━━ Data for this exercise
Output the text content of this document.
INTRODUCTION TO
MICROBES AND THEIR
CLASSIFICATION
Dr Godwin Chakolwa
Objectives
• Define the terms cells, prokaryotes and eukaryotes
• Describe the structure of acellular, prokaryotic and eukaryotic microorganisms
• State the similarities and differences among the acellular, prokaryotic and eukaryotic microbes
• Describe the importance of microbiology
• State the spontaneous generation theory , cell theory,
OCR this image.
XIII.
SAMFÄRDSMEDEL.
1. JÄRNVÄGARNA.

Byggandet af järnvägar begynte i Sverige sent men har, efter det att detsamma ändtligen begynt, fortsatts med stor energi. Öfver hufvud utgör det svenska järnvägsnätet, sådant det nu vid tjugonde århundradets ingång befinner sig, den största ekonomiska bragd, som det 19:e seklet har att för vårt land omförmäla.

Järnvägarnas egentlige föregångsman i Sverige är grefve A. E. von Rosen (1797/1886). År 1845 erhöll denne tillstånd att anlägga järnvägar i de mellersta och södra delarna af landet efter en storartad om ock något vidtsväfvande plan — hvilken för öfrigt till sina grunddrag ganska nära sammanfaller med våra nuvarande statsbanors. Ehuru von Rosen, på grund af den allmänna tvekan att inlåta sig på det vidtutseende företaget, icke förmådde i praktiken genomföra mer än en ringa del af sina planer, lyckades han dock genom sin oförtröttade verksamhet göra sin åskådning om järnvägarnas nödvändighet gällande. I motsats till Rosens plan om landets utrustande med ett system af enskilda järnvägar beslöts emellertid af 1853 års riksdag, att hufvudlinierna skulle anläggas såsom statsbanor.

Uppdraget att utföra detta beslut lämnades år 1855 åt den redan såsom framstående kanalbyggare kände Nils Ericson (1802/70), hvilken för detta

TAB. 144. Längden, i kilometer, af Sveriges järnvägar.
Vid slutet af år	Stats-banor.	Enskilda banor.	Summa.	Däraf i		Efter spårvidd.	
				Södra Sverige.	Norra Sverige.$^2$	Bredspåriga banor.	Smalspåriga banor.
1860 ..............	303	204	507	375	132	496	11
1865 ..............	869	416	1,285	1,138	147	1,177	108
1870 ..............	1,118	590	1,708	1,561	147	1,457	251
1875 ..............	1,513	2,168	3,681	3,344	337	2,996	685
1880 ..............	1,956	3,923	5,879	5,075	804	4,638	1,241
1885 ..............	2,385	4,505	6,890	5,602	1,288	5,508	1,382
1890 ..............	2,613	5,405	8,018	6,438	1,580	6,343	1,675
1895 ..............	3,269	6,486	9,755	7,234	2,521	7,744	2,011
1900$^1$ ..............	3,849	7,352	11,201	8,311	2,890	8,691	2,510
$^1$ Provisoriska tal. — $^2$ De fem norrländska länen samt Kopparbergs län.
━━━━
Your instructions |
Repeat the data word for word.

Worked solution |
Output the text content of this document.
INTRODUCTION TO
MICROBES AND THEIR
CLASSIFICATION
Dr Godwin Chakolwa
Objectives
• Define the terms cells, prokaryotes and eukaryotes
• Describe the structure of acellular, prokaryotic and eukaryotic microorganisms
• State the similarities and differences among the acellular, prokaryotic and eukaryotic microbes
• Describe the importance of microbiology
• State the spontaneous generation theory , cell theory,
OCR this image.
XIII.
SAMFÄRDSMEDEL.
1. JÄRNVÄGARNA.

Byggandet af järnvägar begynte i Sverige sent men har, efter det att detsamma ändtligen begynt, fortsatts med stor energi. Öfver hufvud utgör det svenska järnvägsnätet, sådant det nu vid tjugonde århundradets ingång befinner sig, den största ekonomiska bragd, som det 19:e seklet har att för vårt land omförmäla.

Järnvägarnas egentlige föregångsman i Sverige är grefve A. E. von Rosen (1797/1886). År 1845 erhöll denne tillstånd att anlägga järnvägar i de mellersta och södra delarna af landet efter en storartad om ock något vidtsväfvande plan — hvilken för öfrigt till sina grunddrag ganska nära sammanfaller med våra nuvarande statsbanors. Ehuru von Rosen, på grund af den allmänna tvekan att inlåta sig på det vidtutseende företaget, icke förmådde i praktiken genomföra mer än en ringa del af sina planer, lyckades han dock genom sin oförtröttade verksamhet göra sin åskådning om järnvägarnas nödvändighet gällande. I motsats till Rosens plan om landets utrustande med ett system af enskilda järnvägar beslöts emellertid af 1853 års riksdag, att hufvudlinierna skulle anläggas såsom statsbanor.

Uppdraget att utföra detta beslut lämnades år 1855 åt den redan såsom framstående kanalbyggare kände Nils Ericson (1802/70), hvilken för detta

TAB. 144. Längden, i kilometer, af Sveriges järnvägar.
Vid slutet af år	Stats-banor.	Enskilda banor.	Summa.	Däraf i		Efter spårvidd.	
				Södra Sverige.	Norra Sverige.$^2$	Bredspåriga banor.	Smalspåriga banor.
1860 ..............	303	204	507	375	132	496	11
1865 ..............	869	416	1,285	1,138	147	1,177	108
1870 ..............	1,118	590	1,708	1,561	147	1,457	251
1875 ..............	1,513	2,168	3,681	3,344	337	2,996	685
1880 ..............	1,956	3,923	5,879	5,075	804	4,638	1,241
1885 ..............	2,385	4,505	6,890	5,602	1,288	5,508	1,382
1890 ..............	2,613	5,405	8,018	6,438	1,580	6,343	1,675
1895 ..............	3,269	6,486	9,755	7,234	2,521	7,744	2,011
1900$^1$ ..............	3,849	7,352	11,201	8,311	2,890	8,691	2,510
$^1$ Provisoriska tal. — $^2$ De fem norrländska länen samt Kopparbergs län.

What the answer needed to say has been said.